[Do this]:
Repeat each line of the material below exactly as it appears, minus any pictures.

Dataset listings of figures
* * *
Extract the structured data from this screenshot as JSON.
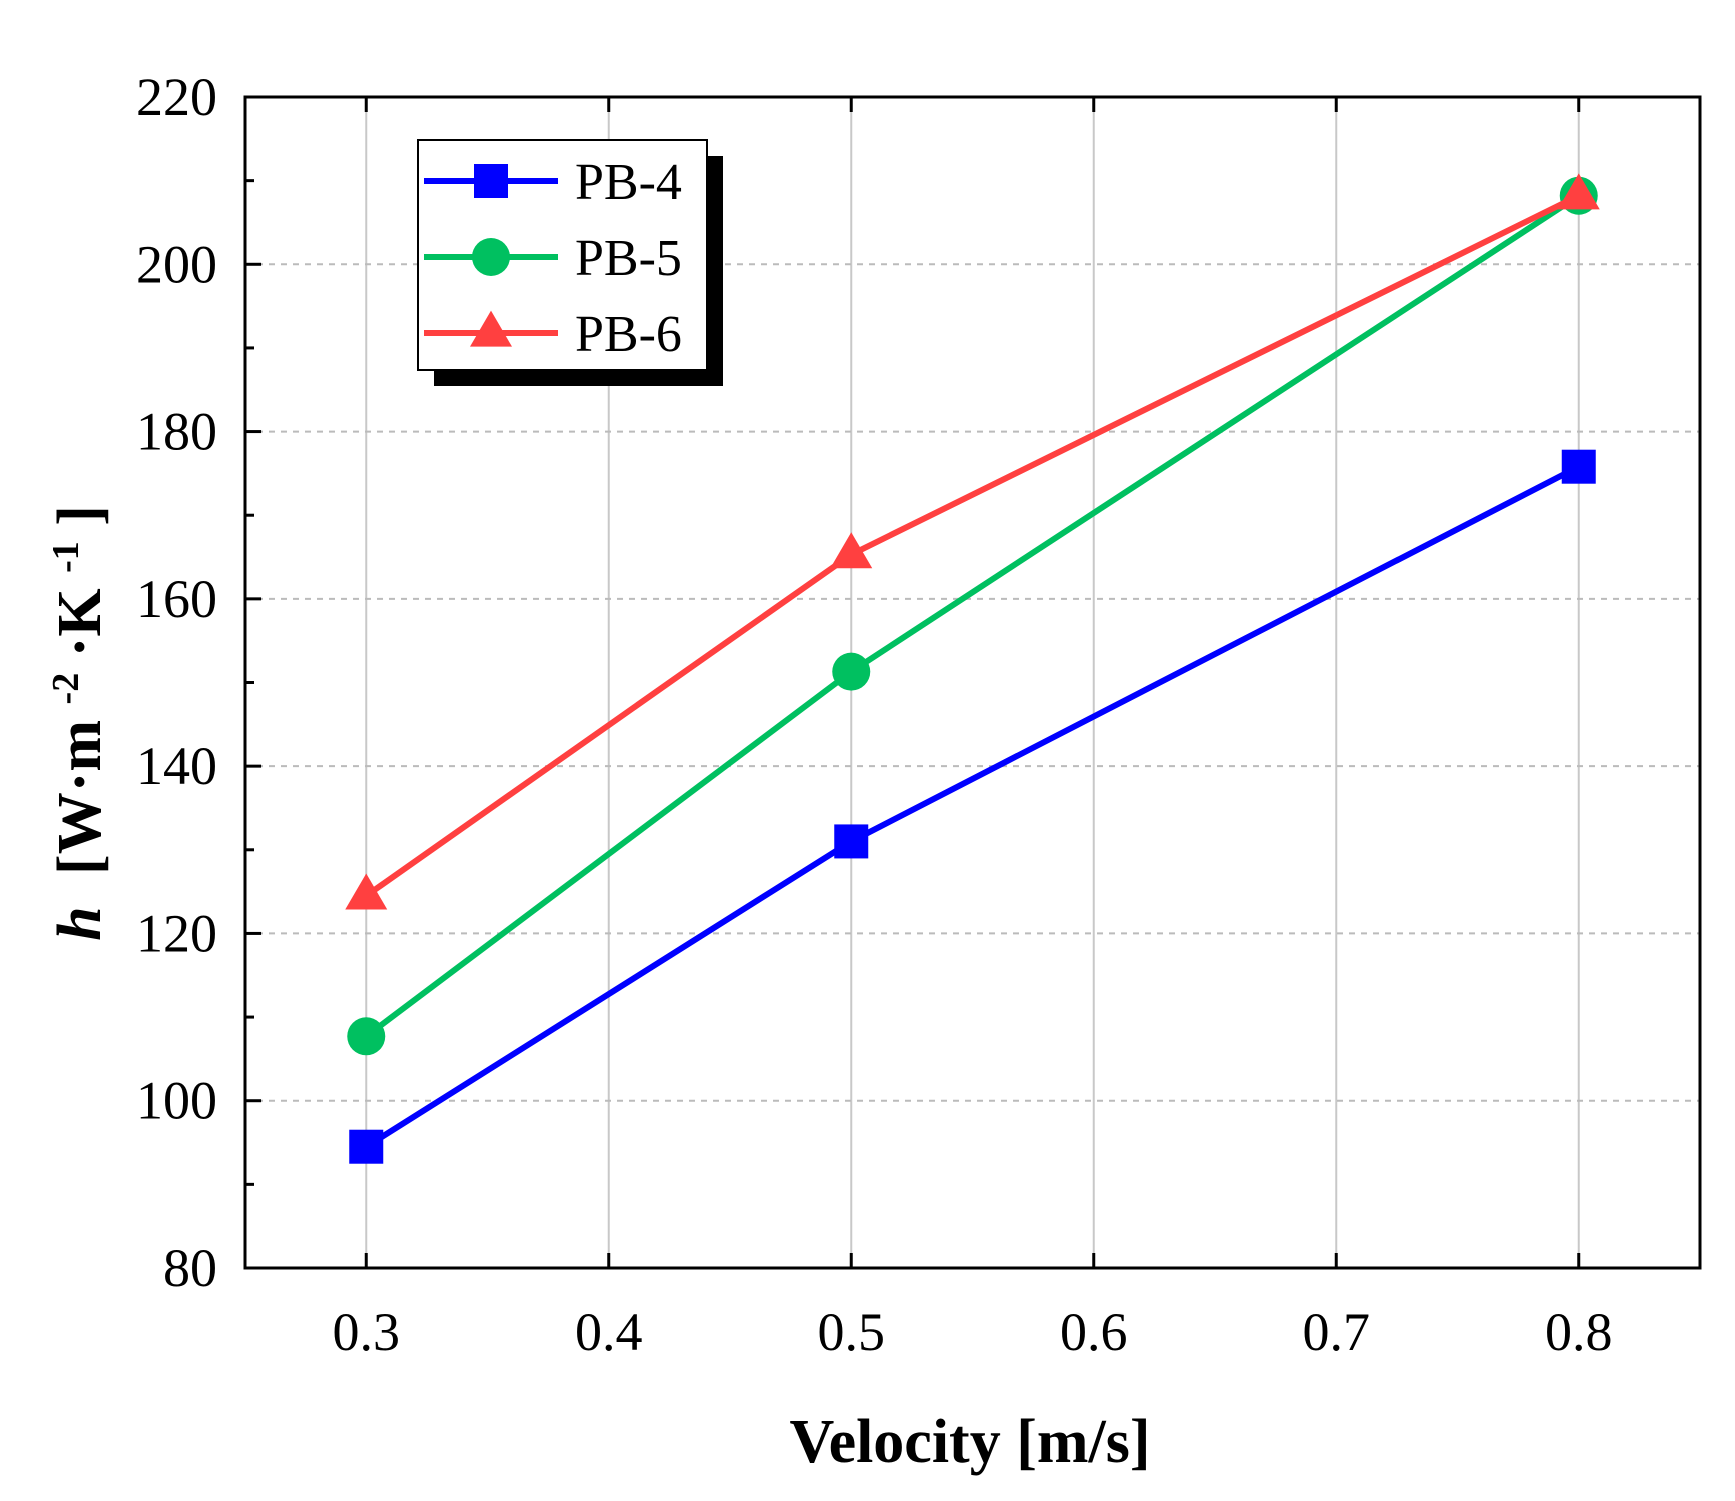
{
  "chart_data": {
    "type": "line",
    "title": "",
    "xlabel": "Velocity [m/s]",
    "ylabel": {
      "symbol": "h",
      "open": "[W·m",
      "exp1": "-2",
      "mid": "·K",
      "exp2": "-1",
      "close": "]"
    },
    "xlim": [
      0.25,
      0.85
    ],
    "ylim": [
      80,
      220
    ],
    "x": [
      0.3,
      0.5,
      0.8
    ],
    "xticks": [
      0.3,
      0.4,
      0.5,
      0.6,
      0.7,
      0.8
    ],
    "xtick_labels": [
      "0.3",
      "0.4",
      "0.5",
      "0.6",
      "0.7",
      "0.8"
    ],
    "yticks": [
      80,
      100,
      120,
      140,
      160,
      180,
      200,
      220
    ],
    "ytick_labels": [
      "80",
      "100",
      "120",
      "140",
      "160",
      "180",
      "200",
      "220"
    ],
    "grid": true,
    "legend_position": "top-left",
    "series": [
      {
        "name": "PB-4",
        "marker": "square",
        "color": "#0000ff",
        "values": [
          94.5,
          131,
          175.8
        ]
      },
      {
        "name": "PB-5",
        "marker": "circle",
        "color": "#00c060",
        "values": [
          107.7,
          151.3,
          208.2
        ]
      },
      {
        "name": "PB-6",
        "marker": "triangle",
        "color": "#ff4040",
        "values": [
          124.5,
          165.3,
          208.2
        ]
      }
    ]
  }
}
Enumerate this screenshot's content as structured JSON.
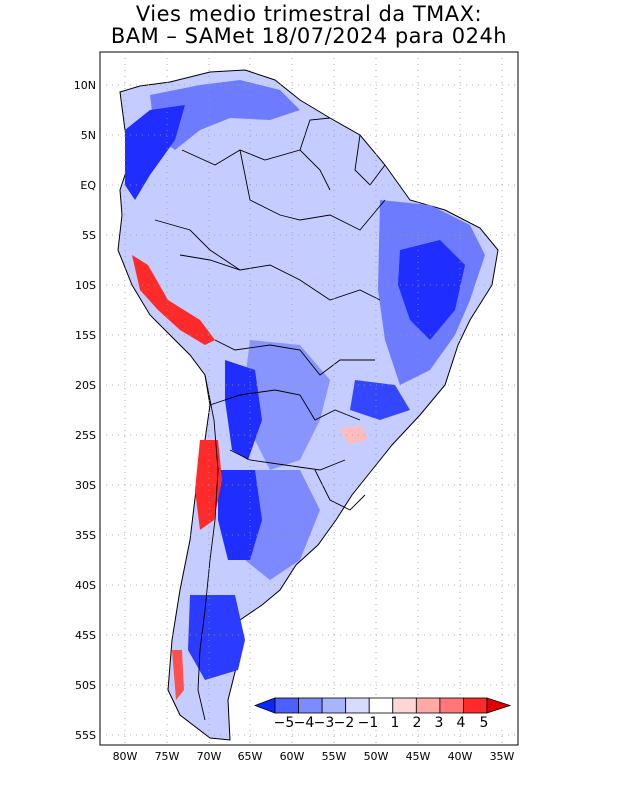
{
  "title_line1": "Vies medio trimestral da TMAX:",
  "title_line2": "BAM – SAMet 18/07/2024  para 024h",
  "lat_labels": [
    "10N",
    "5N",
    "EQ",
    "5S",
    "10S",
    "15S",
    "20S",
    "25S",
    "30S",
    "35S",
    "40S",
    "45S",
    "50S",
    "55S"
  ],
  "lon_labels": [
    "80W",
    "75W",
    "70W",
    "65W",
    "60W",
    "55W",
    "50W",
    "45W",
    "40W",
    "35W"
  ],
  "colorbar": {
    "labels": [
      "−5",
      "−4",
      "−3",
      "−2",
      "−1",
      "1",
      "2",
      "3",
      "4",
      "5"
    ],
    "colors": [
      "#0a28ff",
      "#4d5fff",
      "#7c8cff",
      "#a9b4ff",
      "#d6dcff",
      "#ffffff",
      "#ffd6d6",
      "#ffa8a8",
      "#ff7777",
      "#ff2a2a",
      "#e00000"
    ]
  },
  "colors": {
    "border": "#000000",
    "grid": "#9a9a9a",
    "deep_blue": "#1f2dff",
    "mid_blue": "#6d7cff",
    "light_blue": "#c5ccff",
    "red": "#ff2222"
  }
}
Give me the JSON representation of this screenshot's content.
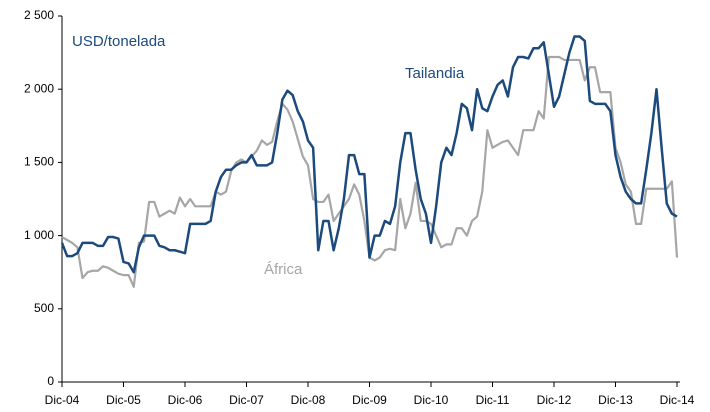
{
  "chart_data": {
    "type": "line",
    "y_label": "USD/tonelada",
    "categories": [
      "Dic-04",
      null,
      null,
      null,
      null,
      null,
      null,
      null,
      null,
      null,
      null,
      null,
      "Dic-05",
      null,
      null,
      null,
      null,
      null,
      null,
      null,
      null,
      null,
      null,
      null,
      "Dic-06",
      null,
      null,
      null,
      null,
      null,
      null,
      null,
      null,
      null,
      null,
      null,
      "Dic-07",
      null,
      null,
      null,
      null,
      null,
      null,
      null,
      null,
      null,
      null,
      null,
      "Dic-08",
      null,
      null,
      null,
      null,
      null,
      null,
      null,
      null,
      null,
      null,
      null,
      "Dic-09",
      null,
      null,
      null,
      null,
      null,
      null,
      null,
      null,
      null,
      null,
      null,
      "Dic-10",
      null,
      null,
      null,
      null,
      null,
      null,
      null,
      null,
      null,
      null,
      null,
      "Dic-11",
      null,
      null,
      null,
      null,
      null,
      null,
      null,
      null,
      null,
      null,
      null,
      "Dic-12",
      null,
      null,
      null,
      null,
      null,
      null,
      null,
      null,
      null,
      null,
      null,
      "Dic-13",
      null,
      null,
      null,
      null,
      null,
      null,
      null,
      null,
      null,
      null,
      null,
      "Dic-14"
    ],
    "series": [
      {
        "name": "Tailandia",
        "color": "#1c4a7c",
        "values": [
          950,
          860,
          860,
          880,
          950,
          950,
          950,
          930,
          930,
          990,
          990,
          980,
          820,
          810,
          750,
          920,
          1000,
          1000,
          1000,
          930,
          920,
          900,
          900,
          890,
          880,
          1080,
          1080,
          1080,
          1080,
          1100,
          1300,
          1400,
          1450,
          1450,
          1480,
          1500,
          1500,
          1550,
          1480,
          1480,
          1480,
          1500,
          1700,
          1930,
          1990,
          1960,
          1850,
          1780,
          1650,
          1600,
          900,
          1100,
          1100,
          900,
          1050,
          1250,
          1550,
          1550,
          1420,
          1420,
          850,
          1000,
          1000,
          1100,
          1080,
          1200,
          1500,
          1700,
          1700,
          1450,
          1250,
          1150,
          950,
          1200,
          1500,
          1600,
          1550,
          1700,
          1900,
          1870,
          1720,
          2000,
          1870,
          1850,
          1950,
          2030,
          2060,
          1950,
          2150,
          2220,
          2220,
          2210,
          2280,
          2280,
          2320,
          2100,
          1880,
          1950,
          2100,
          2250,
          2360,
          2360,
          2330,
          1920,
          1900,
          1900,
          1900,
          1850,
          1550,
          1400,
          1300,
          1250,
          1220,
          1220,
          1450,
          1700,
          2000,
          1600,
          1220,
          1150,
          1130
        ]
      },
      {
        "name": "África",
        "color": "#a6a6a6",
        "values": [
          990,
          970,
          950,
          920,
          710,
          750,
          760,
          760,
          790,
          780,
          760,
          740,
          730,
          730,
          650,
          950,
          960,
          1230,
          1230,
          1130,
          1150,
          1170,
          1150,
          1260,
          1200,
          1250,
          1200,
          1200,
          1200,
          1200,
          1300,
          1280,
          1300,
          1440,
          1500,
          1520,
          1500,
          1540,
          1580,
          1650,
          1620,
          1640,
          1780,
          1900,
          1860,
          1780,
          1660,
          1540,
          1480,
          1250,
          1230,
          1230,
          1280,
          1100,
          1150,
          1200,
          1250,
          1350,
          1280,
          1100,
          850,
          830,
          850,
          900,
          910,
          900,
          1250,
          1050,
          1150,
          1360,
          1100,
          1100,
          1080,
          1000,
          920,
          940,
          940,
          1050,
          1050,
          1000,
          1100,
          1130,
          1300,
          1720,
          1600,
          1620,
          1640,
          1650,
          1600,
          1550,
          1720,
          1720,
          1720,
          1850,
          1800,
          2220,
          2220,
          2220,
          2200,
          2200,
          2200,
          2200,
          2060,
          2150,
          2150,
          1980,
          1980,
          1980,
          1600,
          1500,
          1350,
          1300,
          1080,
          1080,
          1320,
          1320,
          1320,
          1320,
          1320,
          1370,
          850
        ]
      }
    ],
    "ylim": [
      0,
      2500
    ],
    "yticks": [
      0,
      500,
      {
        "value": 1000,
        "label": "1 000"
      },
      {
        "value": 1500,
        "label": "1 500"
      },
      {
        "value": 2000,
        "label": "2 000"
      },
      {
        "value": 2500,
        "label": "2 500"
      }
    ],
    "grid": false
  }
}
* * *
[Response to the task]:
Extract the structured data from this screenshot as JSON.
{
  "chart_data": {
    "type": "line",
    "title": "",
    "xlabel": "Velocity [m/s]",
    "ylabel": {
      "symbol": "h",
      "open": "[W·m",
      "exp1": "-2",
      "mid": "·K",
      "exp2": "-1",
      "close": "]"
    },
    "xlim": [
      0.25,
      0.85
    ],
    "ylim": [
      80,
      220
    ],
    "x": [
      0.3,
      0.5,
      0.8
    ],
    "xticks": [
      0.3,
      0.4,
      0.5,
      0.6,
      0.7,
      0.8
    ],
    "xtick_labels": [
      "0.3",
      "0.4",
      "0.5",
      "0.6",
      "0.7",
      "0.8"
    ],
    "yticks": [
      80,
      100,
      120,
      140,
      160,
      180,
      200,
      220
    ],
    "ytick_labels": [
      "80",
      "100",
      "120",
      "140",
      "160",
      "180",
      "200",
      "220"
    ],
    "grid": true,
    "legend_position": "top-left",
    "series": [
      {
        "name": "PB-4",
        "marker": "square",
        "color": "#0000ff",
        "values": [
          94.5,
          131,
          175.8
        ]
      },
      {
        "name": "PB-5",
        "marker": "circle",
        "color": "#00c060",
        "values": [
          107.7,
          151.3,
          208.2
        ]
      },
      {
        "name": "PB-6",
        "marker": "triangle",
        "color": "#ff4040",
        "values": [
          124.5,
          165.3,
          208.2
        ]
      }
    ]
  }
}
Enumerate this screenshot's content as structured JSON.
{
  "title_line1": "Vies medio trimestral da TMAX:",
  "title_line2": "BAM – SAMet 18/07/2024  para 024h",
  "lat_labels": [
    "10N",
    "5N",
    "EQ",
    "5S",
    "10S",
    "15S",
    "20S",
    "25S",
    "30S",
    "35S",
    "40S",
    "45S",
    "50S",
    "55S"
  ],
  "lon_labels": [
    "80W",
    "75W",
    "70W",
    "65W",
    "60W",
    "55W",
    "50W",
    "45W",
    "40W",
    "35W"
  ],
  "colorbar": {
    "labels": [
      "−5",
      "−4",
      "−3",
      "−2",
      "−1",
      "1",
      "2",
      "3",
      "4",
      "5"
    ],
    "colors": [
      "#0a28ff",
      "#4d5fff",
      "#7c8cff",
      "#a9b4ff",
      "#d6dcff",
      "#ffffff",
      "#ffd6d6",
      "#ffa8a8",
      "#ff7777",
      "#ff2a2a",
      "#e00000"
    ]
  },
  "colors": {
    "border": "#000000",
    "grid": "#9a9a9a",
    "deep_blue": "#1f2dff",
    "mid_blue": "#6d7cff",
    "light_blue": "#c5ccff",
    "red": "#ff2222"
  }
}
Give me the JSON representation of this screenshot's content.
{
  "chart_data": {
    "type": "line",
    "y_label": "USD/tonelada",
    "categories": [
      "Dic-04",
      null,
      null,
      null,
      null,
      null,
      null,
      null,
      null,
      null,
      null,
      null,
      "Dic-05",
      null,
      null,
      null,
      null,
      null,
      null,
      null,
      null,
      null,
      null,
      null,
      "Dic-06",
      null,
      null,
      null,
      null,
      null,
      null,
      null,
      null,
      null,
      null,
      null,
      "Dic-07",
      null,
      null,
      null,
      null,
      null,
      null,
      null,
      null,
      null,
      null,
      null,
      "Dic-08",
      null,
      null,
      null,
      null,
      null,
      null,
      null,
      null,
      null,
      null,
      null,
      "Dic-09",
      null,
      null,
      null,
      null,
      null,
      null,
      null,
      null,
      null,
      null,
      null,
      "Dic-10",
      null,
      null,
      null,
      null,
      null,
      null,
      null,
      null,
      null,
      null,
      null,
      "Dic-11",
      null,
      null,
      null,
      null,
      null,
      null,
      null,
      null,
      null,
      null,
      null,
      "Dic-12",
      null,
      null,
      null,
      null,
      null,
      null,
      null,
      null,
      null,
      null,
      null,
      "Dic-13",
      null,
      null,
      null,
      null,
      null,
      null,
      null,
      null,
      null,
      null,
      null,
      "Dic-14"
    ],
    "series": [
      {
        "name": "Tailandia",
        "color": "#1c4a7c",
        "values": [
          950,
          860,
          860,
          880,
          950,
          950,
          950,
          930,
          930,
          990,
          990,
          980,
          820,
          810,
          750,
          920,
          1000,
          1000,
          1000,
          930,
          920,
          900,
          900,
          890,
          880,
          1080,
          1080,
          1080,
          1080,
          1100,
          1300,
          1400,
          1450,
          1450,
          1480,
          1500,
          1500,
          1550,
          1480,
          1480,
          1480,
          1500,
          1700,
          1930,
          1990,
          1960,
          1850,
          1780,
          1650,
          1600,
          900,
          1100,
          1100,
          900,
          1050,
          1250,
          1550,
          1550,
          1420,
          1420,
          850,
          1000,
          1000,
          1100,
          1080,
          1200,
          1500,
          1700,
          1700,
          1450,
          1250,
          1150,
          950,
          1200,
          1500,
          1600,
          1550,
          1700,
          1900,
          1870,
          1720,
          2000,
          1870,
          1850,
          1950,
          2030,
          2060,
          1950,
          2150,
          2220,
          2220,
          2210,
          2280,
          2280,
          2320,
          2100,
          1880,
          1950,
          2100,
          2250,
          2360,
          2360,
          2330,
          1920,
          1900,
          1900,
          1900,
          1850,
          1550,
          1400,
          1300,
          1250,
          1220,
          1220,
          1450,
          1700,
          2000,
          1600,
          1220,
          1150,
          1130
        ]
      },
      {
        "name": "África",
        "color": "#a6a6a6",
        "values": [
          990,
          970,
          950,
          920,
          710,
          750,
          760,
          760,
          790,
          780,
          760,
          740,
          730,
          730,
          650,
          950,
          960,
          1230,
          1230,
          1130,
          1150,
          1170,
          1150,
          1260,
          1200,
          1250,
          1200,
          1200,
          1200,
          1200,
          1300,
          1280,
          1300,
          1440,
          1500,
          1520,
          1500,
          1540,
          1580,
          1650,
          1620,
          1640,
          1780,
          1900,
          1860,
          1780,
          1660,
          1540,
          1480,
          1250,
          1230,
          1230,
          1280,
          1100,
          1150,
          1200,
          1250,
          1350,
          1280,
          1100,
          850,
          830,
          850,
          900,
          910,
          900,
          1250,
          1050,
          1150,
          1360,
          1100,
          1100,
          1080,
          1000,
          920,
          940,
          940,
          1050,
          1050,
          1000,
          1100,
          1130,
          1300,
          1720,
          1600,
          1620,
          1640,
          1650,
          1600,
          1550,
          1720,
          1720,
          1720,
          1850,
          1800,
          2220,
          2220,
          2220,
          2200,
          2200,
          2200,
          2200,
          2060,
          2150,
          2150,
          1980,
          1980,
          1980,
          1600,
          1500,
          1350,
          1300,
          1080,
          1080,
          1320,
          1320,
          1320,
          1320,
          1320,
          1370,
          850
        ]
      }
    ],
    "ylim": [
      0,
      2500
    ],
    "yticks": [
      0,
      500,
      {
        "value": 1000,
        "label": "1 000"
      },
      {
        "value": 1500,
        "label": "1 500"
      },
      {
        "value": 2000,
        "label": "2 000"
      },
      {
        "value": 2500,
        "label": "2 500"
      }
    ],
    "grid": false
  }
}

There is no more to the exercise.